* _Recorded data_:
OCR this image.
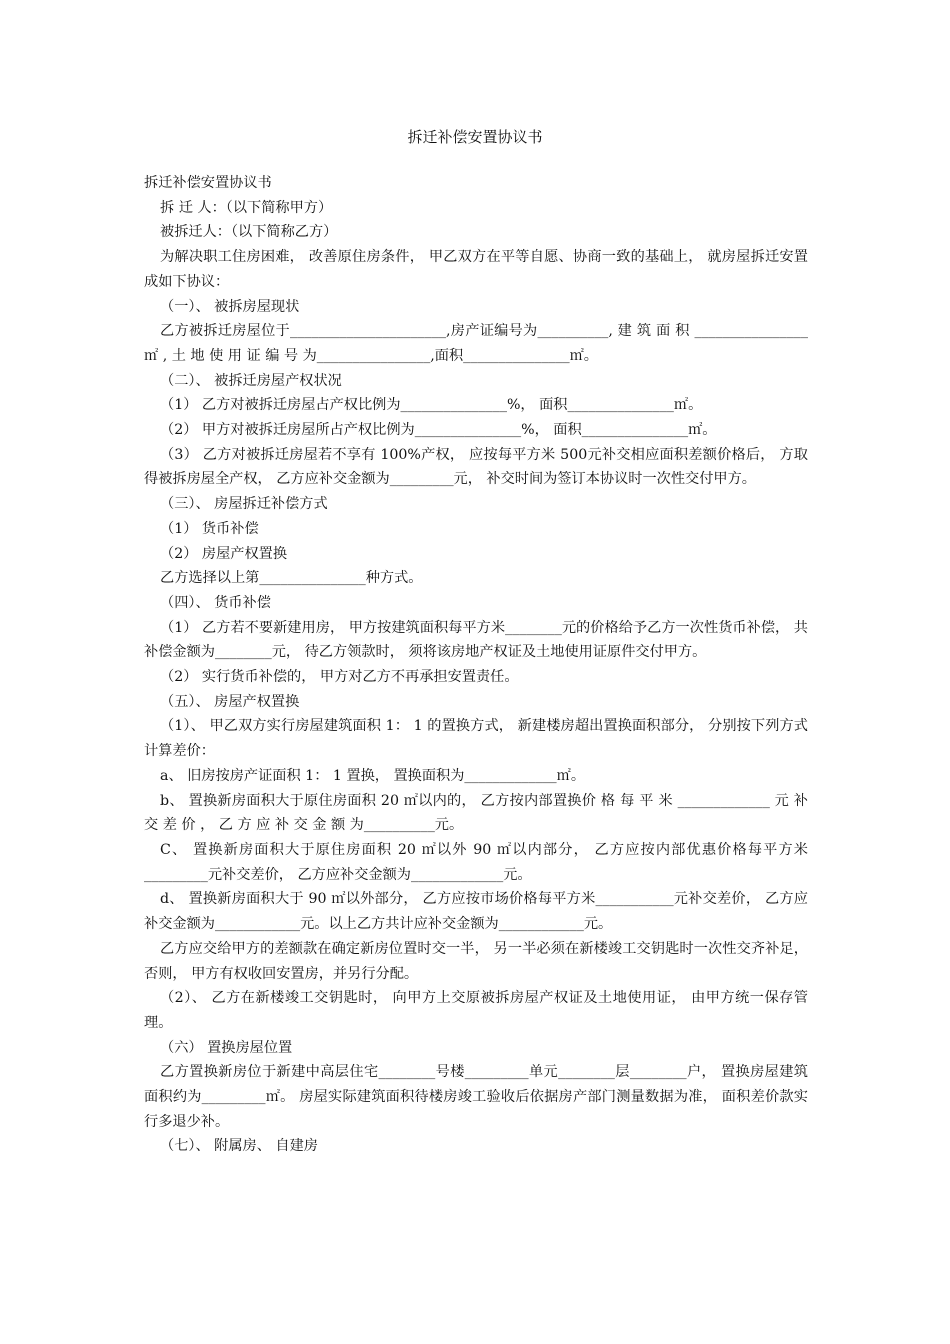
拆迁补偿安置协议书

拆迁补偿安置协议书

拆 迁 人：（以下简称甲方）

被拆迁人：（以下简称乙方）

为解决职工住房困难， 改善原住房条件， 甲乙双方在平等自愿、协商一致的基础上， 就房屋拆迁安置成如下协议：

（一）、 被拆房屋现状

乙方被拆迁房屋位于______________________,房产证编号为__________, 建 筑 面 积 ________________ ㎡ , 土 地 使 用 证 编 号 为________________,面积_______________㎡。

（二）、 被拆迁房屋产权状况

（1） 乙方对被拆迁房屋占产权比例为_______________%， 面积_______________㎡。

（2） 甲方对被拆迁房屋所占产权比例为_______________%， 面积_______________㎡。

（3） 乙方对被拆迁房屋若不享有 100%产权， 应按每平方米 500元补交相应面积差额价格后， 方取得被拆房屋全产权， 乙方应补交金额为_________元， 补交时间为签订本协议时一次性交付甲方。

（三）、 房屋拆迁补偿方式

（1） 货币补偿

（2） 房屋产权置换

乙方选择以上第_______________种方式。

（四）、 货币补偿

（1） 乙方若不要新建用房， 甲方按建筑面积每平方米________元的价格给予乙方一次性货币补偿， 共补偿金额为________元， 待乙方领款时， 须将该房地产权证及土地使用证原件交付甲方。

（2） 实行货币补偿的， 甲方对乙方不再承担安置责任。

（五）、 房屋产权置换

（1）、 甲乙双方实行房屋建筑面积 1： 1 的置换方式， 新建楼房超出置换面积部分， 分别按下列方式计算差价：

a、 旧房按房产证面积 1： 1 置换， 置换面积为_____________㎡。

b、 置换新房面积大于原住房面积 20 ㎡以内的， 乙方按内部置换价 格 每 平 米 _____________ 元 补 交 差 价 ， 乙 方 应 补 交 金 额 为__________元。

C、 置换新房面积大于原住房面积 20 ㎡以外 90 ㎡以内部分， 乙方应按内部优惠价格每平方米_________元补交差价， 乙方应补交金额为_____________元。

d、 置换新房面积大于 90 ㎡以外部分， 乙方应按市场价格每平方米___________元补交差价， 乙方应补交金额为____________元。以上乙方共计应补交金额为____________元。

乙方应交给甲方的差额款在确定新房位置时交一半， 另一半必须在新楼竣工交钥匙时一次性交齐补足， 否则， 甲方有权收回安置房，并另行分配。

（2）、 乙方在新楼竣工交钥匙时， 向甲方上交原被拆房屋产权证及土地使用证， 由甲方统一保存管理。

（六） 置换房屋位置

乙方置换新房位于新建中高层住宅________号楼_________单元________层________户， 置换房屋建筑面积约为_________㎡。 房屋实际建筑面积待楼房竣工验收后依据房产部门测量数据为准， 面积差价款实行多退少补。

（七）、 附属房、 自建房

* _Problem description_: List every line above that contains the word "置换新房面积大于原住房面积".

* _Solution below_:
b、 置换新房面积大于原住房面积 20 ㎡以内的， 乙方按内部置换价 格 每 平 米 _____________ 元 补 交 差 价 ， 乙 方 应 补 交 金 额 为__________元。
C、 置换新房面积大于原住房面积 20 ㎡以外 90 ㎡以内部分， 乙方应按内部优惠价格每平方米_________元补交差价， 乙方应补交金额为_____________元。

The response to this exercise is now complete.